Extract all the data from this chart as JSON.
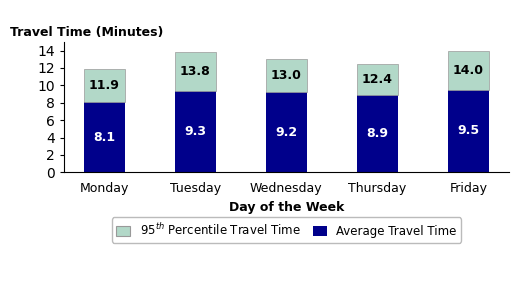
{
  "categories": [
    "Monday",
    "Tuesday",
    "Wednesday",
    "Thursday",
    "Friday"
  ],
  "avg_values": [
    8.1,
    9.3,
    9.2,
    8.9,
    9.5
  ],
  "p95_totals": [
    11.9,
    13.8,
    13.0,
    12.4,
    14.0
  ],
  "avg_color": "#00008B",
  "p95_color": "#B2D8C8",
  "avg_label": "Average Travel Time",
  "p95_label": "95$^{th}$ Percentile Travel Time",
  "ylabel": "Travel Time (Minutes)",
  "xlabel": "Day of the Week",
  "ylim": [
    0,
    15
  ],
  "yticks": [
    0,
    2,
    4,
    6,
    8,
    10,
    12,
    14
  ],
  "avg_text_color": "#FFFFFF",
  "p95_text_color": "#000000",
  "bar_width": 0.45
}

════════════════

**WRITTEN EXERCISE**: All of the material above is to be copied exactly, except for its images.

**COMPLETE OUTPUT**:
Extract all the data from this chart as JSON.
{
  "categories": [
    "Monday",
    "Tuesday",
    "Wednesday",
    "Thursday",
    "Friday"
  ],
  "avg_values": [
    8.1,
    9.3,
    9.2,
    8.9,
    9.5
  ],
  "p95_totals": [
    11.9,
    13.8,
    13.0,
    12.4,
    14.0
  ],
  "avg_color": "#00008B",
  "p95_color": "#B2D8C8",
  "avg_label": "Average Travel Time",
  "p95_label": "95$^{th}$ Percentile Travel Time",
  "ylabel": "Travel Time (Minutes)",
  "xlabel": "Day of the Week",
  "ylim": [
    0,
    15
  ],
  "yticks": [
    0,
    2,
    4,
    6,
    8,
    10,
    12,
    14
  ],
  "avg_text_color": "#FFFFFF",
  "p95_text_color": "#000000",
  "bar_width": 0.45
}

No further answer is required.